[Records that describe figures]
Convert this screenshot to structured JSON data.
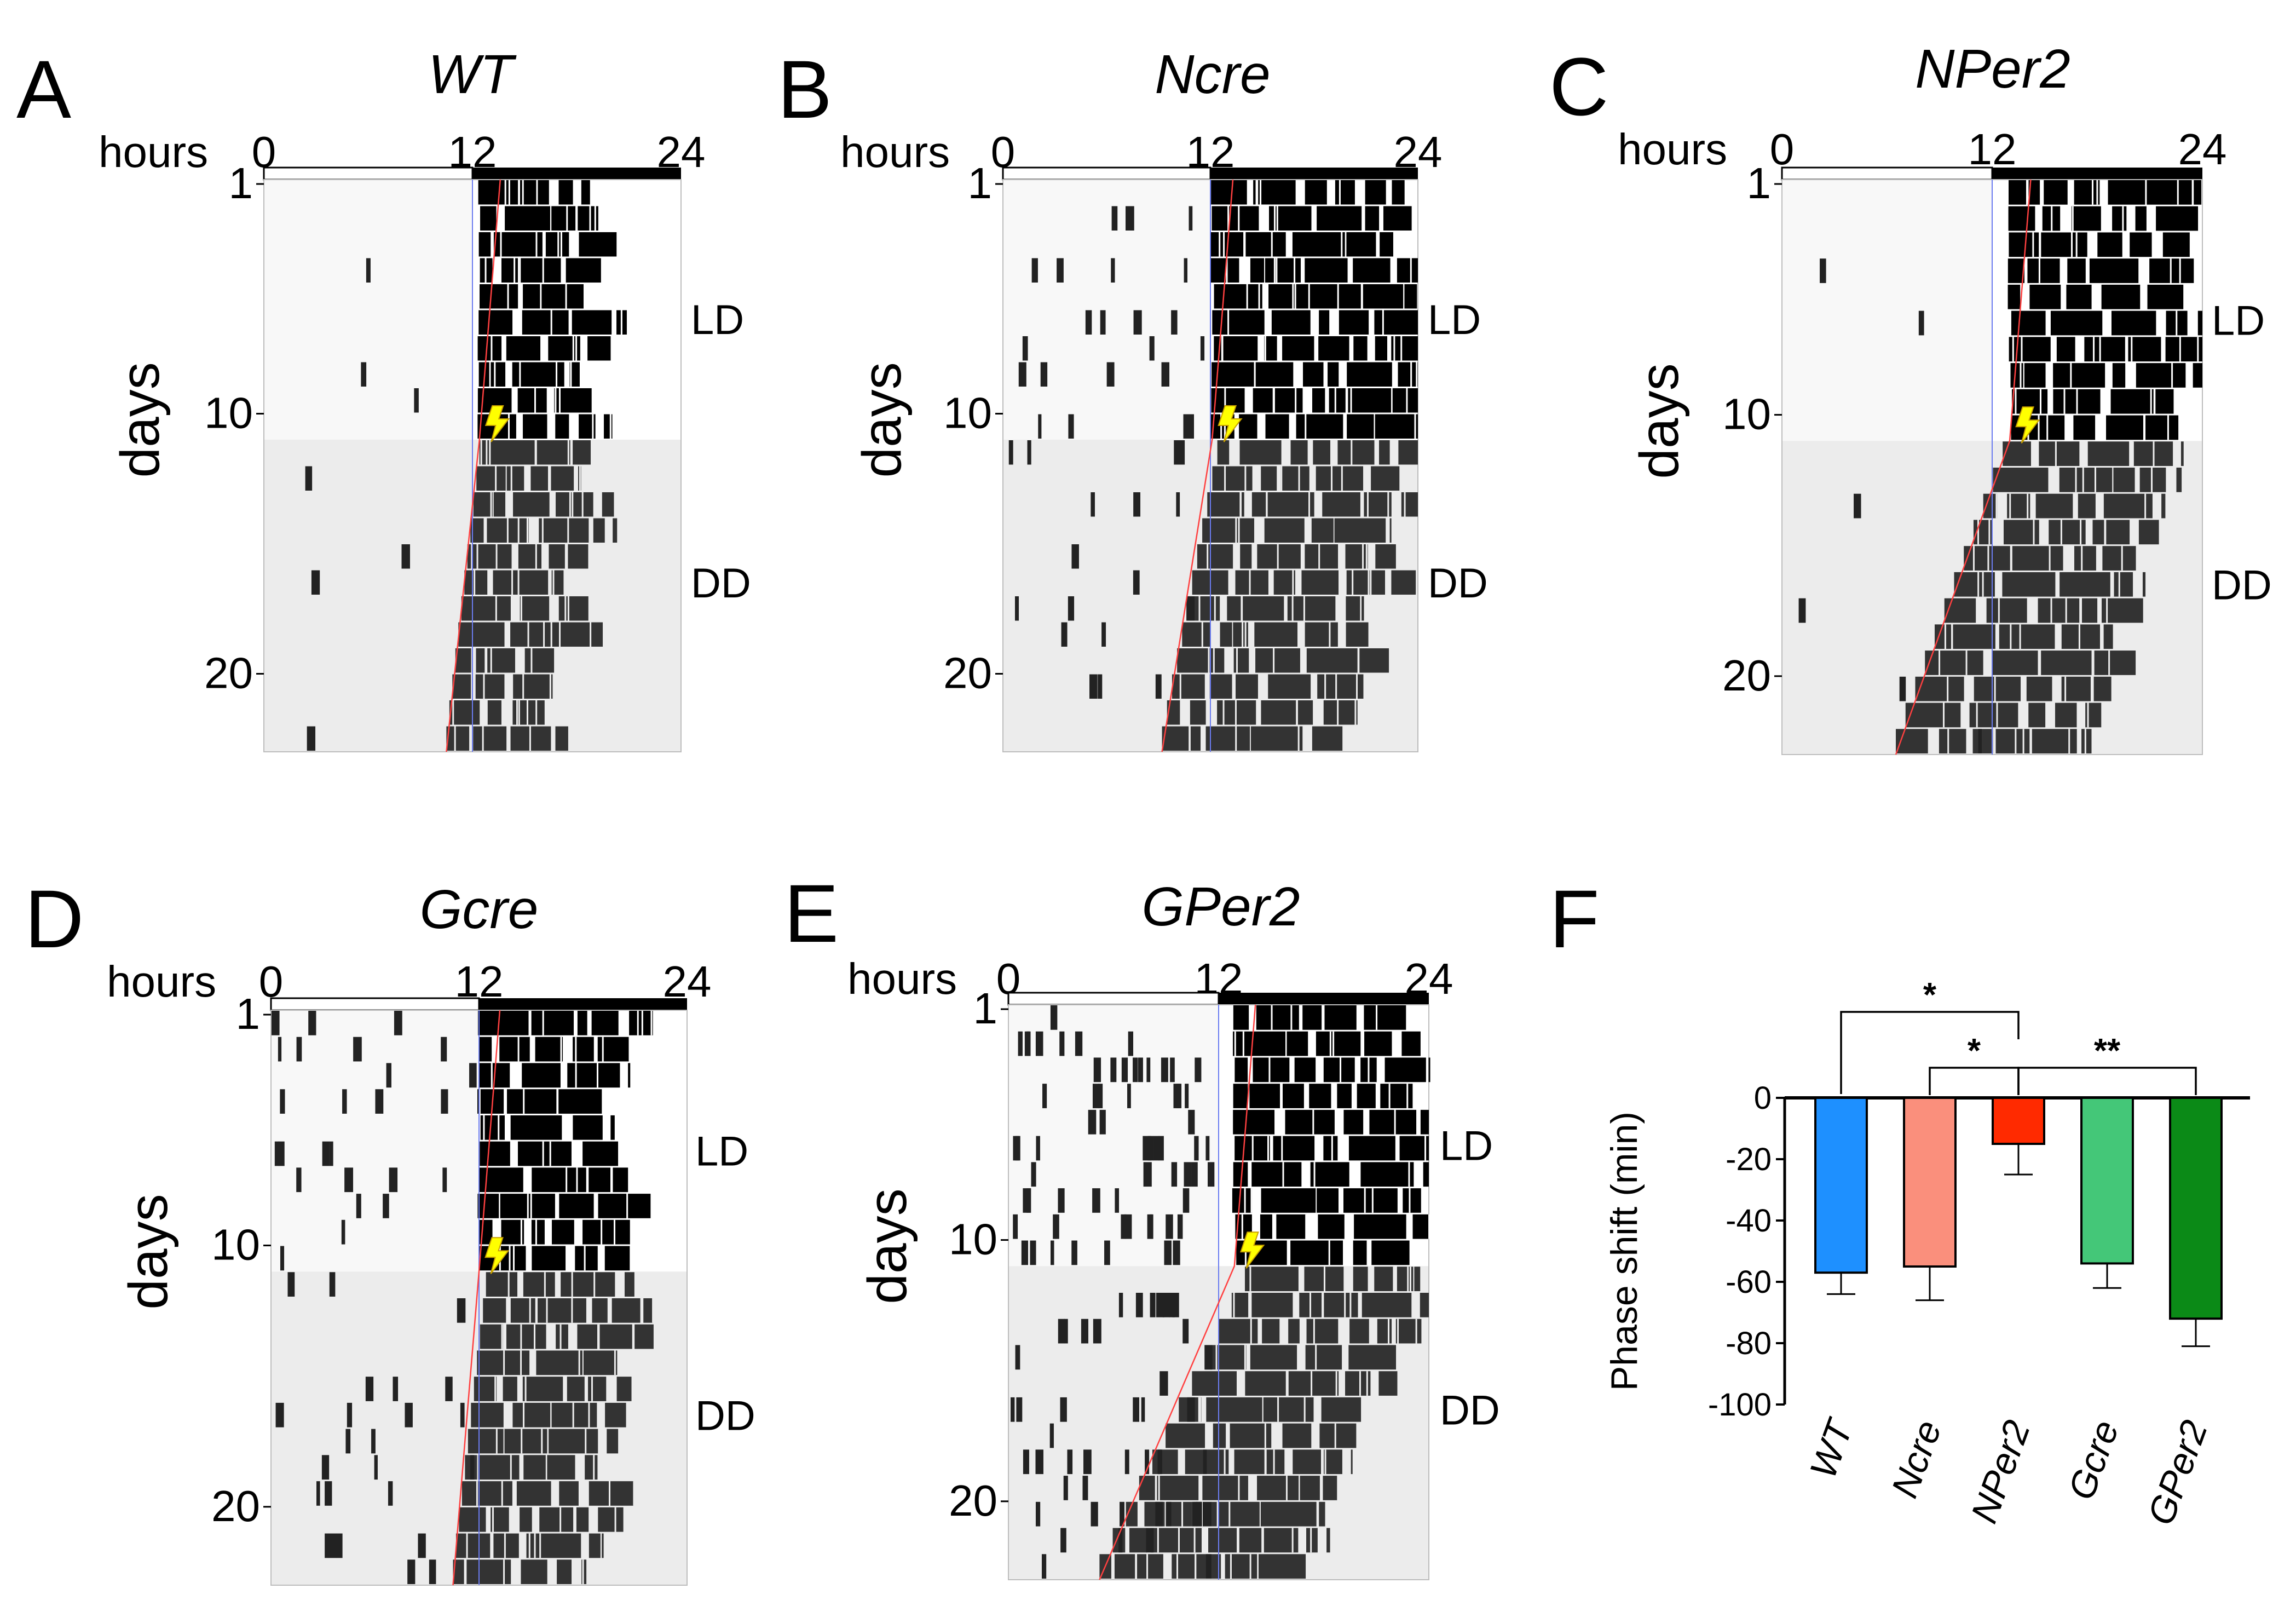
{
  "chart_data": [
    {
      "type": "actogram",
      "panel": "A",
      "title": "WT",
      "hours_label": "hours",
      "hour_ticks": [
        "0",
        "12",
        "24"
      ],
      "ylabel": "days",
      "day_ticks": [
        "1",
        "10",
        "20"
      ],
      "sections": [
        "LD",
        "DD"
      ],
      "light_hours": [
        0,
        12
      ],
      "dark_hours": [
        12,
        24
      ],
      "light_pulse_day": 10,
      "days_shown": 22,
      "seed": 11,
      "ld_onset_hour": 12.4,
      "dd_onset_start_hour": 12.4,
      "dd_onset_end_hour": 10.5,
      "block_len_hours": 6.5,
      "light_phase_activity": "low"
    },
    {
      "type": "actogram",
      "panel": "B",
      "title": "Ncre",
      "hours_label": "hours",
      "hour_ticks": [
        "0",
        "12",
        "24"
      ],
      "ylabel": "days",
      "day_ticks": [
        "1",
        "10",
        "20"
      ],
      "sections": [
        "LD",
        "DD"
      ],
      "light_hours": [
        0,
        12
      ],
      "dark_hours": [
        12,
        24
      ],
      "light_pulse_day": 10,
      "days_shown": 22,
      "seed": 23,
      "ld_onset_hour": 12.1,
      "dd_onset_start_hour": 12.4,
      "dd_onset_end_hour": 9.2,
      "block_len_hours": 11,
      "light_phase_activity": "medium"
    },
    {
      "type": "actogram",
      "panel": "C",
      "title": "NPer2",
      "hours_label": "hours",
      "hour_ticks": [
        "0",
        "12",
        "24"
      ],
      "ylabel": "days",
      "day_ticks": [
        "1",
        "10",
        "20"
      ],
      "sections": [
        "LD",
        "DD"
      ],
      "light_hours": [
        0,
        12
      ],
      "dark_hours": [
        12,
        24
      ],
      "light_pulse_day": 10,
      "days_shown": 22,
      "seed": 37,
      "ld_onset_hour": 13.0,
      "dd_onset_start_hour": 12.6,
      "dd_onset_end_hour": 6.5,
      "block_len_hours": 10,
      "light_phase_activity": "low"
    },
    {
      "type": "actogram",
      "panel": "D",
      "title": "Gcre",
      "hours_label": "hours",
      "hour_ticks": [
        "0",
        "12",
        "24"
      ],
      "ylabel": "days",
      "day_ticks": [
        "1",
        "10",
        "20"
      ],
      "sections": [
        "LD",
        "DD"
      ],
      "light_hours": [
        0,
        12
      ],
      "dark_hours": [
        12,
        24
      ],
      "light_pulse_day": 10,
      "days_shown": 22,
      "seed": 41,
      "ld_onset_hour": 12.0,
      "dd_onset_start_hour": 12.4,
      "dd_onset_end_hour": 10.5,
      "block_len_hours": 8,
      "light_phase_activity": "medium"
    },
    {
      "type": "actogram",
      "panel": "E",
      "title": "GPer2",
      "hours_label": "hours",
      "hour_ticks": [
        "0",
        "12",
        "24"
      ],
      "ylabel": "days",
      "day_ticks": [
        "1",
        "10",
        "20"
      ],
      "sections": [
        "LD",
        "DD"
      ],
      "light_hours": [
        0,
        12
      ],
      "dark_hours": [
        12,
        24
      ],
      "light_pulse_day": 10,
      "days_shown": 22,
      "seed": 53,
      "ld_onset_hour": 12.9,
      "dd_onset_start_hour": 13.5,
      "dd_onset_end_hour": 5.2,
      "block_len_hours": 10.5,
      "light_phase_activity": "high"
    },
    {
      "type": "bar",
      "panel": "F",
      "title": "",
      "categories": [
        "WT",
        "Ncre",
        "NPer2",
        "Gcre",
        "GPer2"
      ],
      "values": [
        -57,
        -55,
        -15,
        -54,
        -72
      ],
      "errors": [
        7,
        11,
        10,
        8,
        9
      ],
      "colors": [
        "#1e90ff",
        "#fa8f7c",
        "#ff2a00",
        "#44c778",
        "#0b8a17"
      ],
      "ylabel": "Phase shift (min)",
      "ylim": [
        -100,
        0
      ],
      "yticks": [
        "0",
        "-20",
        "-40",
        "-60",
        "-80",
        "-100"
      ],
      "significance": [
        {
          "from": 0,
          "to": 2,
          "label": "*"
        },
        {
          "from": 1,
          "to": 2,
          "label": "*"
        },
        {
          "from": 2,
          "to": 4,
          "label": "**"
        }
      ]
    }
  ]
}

### Your instructions
Each line in the records above should be reproduced exactly; images are not copied.

### The solution
Convert this screenshot to structured JSON data.
{
  "chart_data": [
    {
      "type": "actogram",
      "panel": "A",
      "title": "WT",
      "hours_label": "hours",
      "hour_ticks": [
        "0",
        "12",
        "24"
      ],
      "ylabel": "days",
      "day_ticks": [
        "1",
        "10",
        "20"
      ],
      "sections": [
        "LD",
        "DD"
      ],
      "light_hours": [
        0,
        12
      ],
      "dark_hours": [
        12,
        24
      ],
      "light_pulse_day": 10,
      "days_shown": 22,
      "seed": 11,
      "ld_onset_hour": 12.4,
      "dd_onset_start_hour": 12.4,
      "dd_onset_end_hour": 10.5,
      "block_len_hours": 6.5,
      "light_phase_activity": "low"
    },
    {
      "type": "actogram",
      "panel": "B",
      "title": "Ncre",
      "hours_label": "hours",
      "hour_ticks": [
        "0",
        "12",
        "24"
      ],
      "ylabel": "days",
      "day_ticks": [
        "1",
        "10",
        "20"
      ],
      "sections": [
        "LD",
        "DD"
      ],
      "light_hours": [
        0,
        12
      ],
      "dark_hours": [
        12,
        24
      ],
      "light_pulse_day": 10,
      "days_shown": 22,
      "seed": 23,
      "ld_onset_hour": 12.1,
      "dd_onset_start_hour": 12.4,
      "dd_onset_end_hour": 9.2,
      "block_len_hours": 11,
      "light_phase_activity": "medium"
    },
    {
      "type": "actogram",
      "panel": "C",
      "title": "NPer2",
      "hours_label": "hours",
      "hour_ticks": [
        "0",
        "12",
        "24"
      ],
      "ylabel": "days",
      "day_ticks": [
        "1",
        "10",
        "20"
      ],
      "sections": [
        "LD",
        "DD"
      ],
      "light_hours": [
        0,
        12
      ],
      "dark_hours": [
        12,
        24
      ],
      "light_pulse_day": 10,
      "days_shown": 22,
      "seed": 37,
      "ld_onset_hour": 13.0,
      "dd_onset_start_hour": 12.6,
      "dd_onset_end_hour": 6.5,
      "block_len_hours": 10,
      "light_phase_activity": "low"
    },
    {
      "type": "actogram",
      "panel": "D",
      "title": "Gcre",
      "hours_label": "hours",
      "hour_ticks": [
        "0",
        "12",
        "24"
      ],
      "ylabel": "days",
      "day_ticks": [
        "1",
        "10",
        "20"
      ],
      "sections": [
        "LD",
        "DD"
      ],
      "light_hours": [
        0,
        12
      ],
      "dark_hours": [
        12,
        24
      ],
      "light_pulse_day": 10,
      "days_shown": 22,
      "seed": 41,
      "ld_onset_hour": 12.0,
      "dd_onset_start_hour": 12.4,
      "dd_onset_end_hour": 10.5,
      "block_len_hours": 8,
      "light_phase_activity": "medium"
    },
    {
      "type": "actogram",
      "panel": "E",
      "title": "GPer2",
      "hours_label": "hours",
      "hour_ticks": [
        "0",
        "12",
        "24"
      ],
      "ylabel": "days",
      "day_ticks": [
        "1",
        "10",
        "20"
      ],
      "sections": [
        "LD",
        "DD"
      ],
      "light_hours": [
        0,
        12
      ],
      "dark_hours": [
        12,
        24
      ],
      "light_pulse_day": 10,
      "days_shown": 22,
      "seed": 53,
      "ld_onset_hour": 12.9,
      "dd_onset_start_hour": 13.5,
      "dd_onset_end_hour": 5.2,
      "block_len_hours": 10.5,
      "light_phase_activity": "high"
    },
    {
      "type": "bar",
      "panel": "F",
      "title": "",
      "categories": [
        "WT",
        "Ncre",
        "NPer2",
        "Gcre",
        "GPer2"
      ],
      "values": [
        -57,
        -55,
        -15,
        -54,
        -72
      ],
      "errors": [
        7,
        11,
        10,
        8,
        9
      ],
      "colors": [
        "#1e90ff",
        "#fa8f7c",
        "#ff2a00",
        "#44c778",
        "#0b8a17"
      ],
      "ylabel": "Phase shift (min)",
      "ylim": [
        -100,
        0
      ],
      "yticks": [
        "0",
        "-20",
        "-40",
        "-60",
        "-80",
        "-100"
      ],
      "significance": [
        {
          "from": 0,
          "to": 2,
          "label": "*"
        },
        {
          "from": 1,
          "to": 2,
          "label": "*"
        },
        {
          "from": 2,
          "to": 4,
          "label": "**"
        }
      ]
    }
  ]
}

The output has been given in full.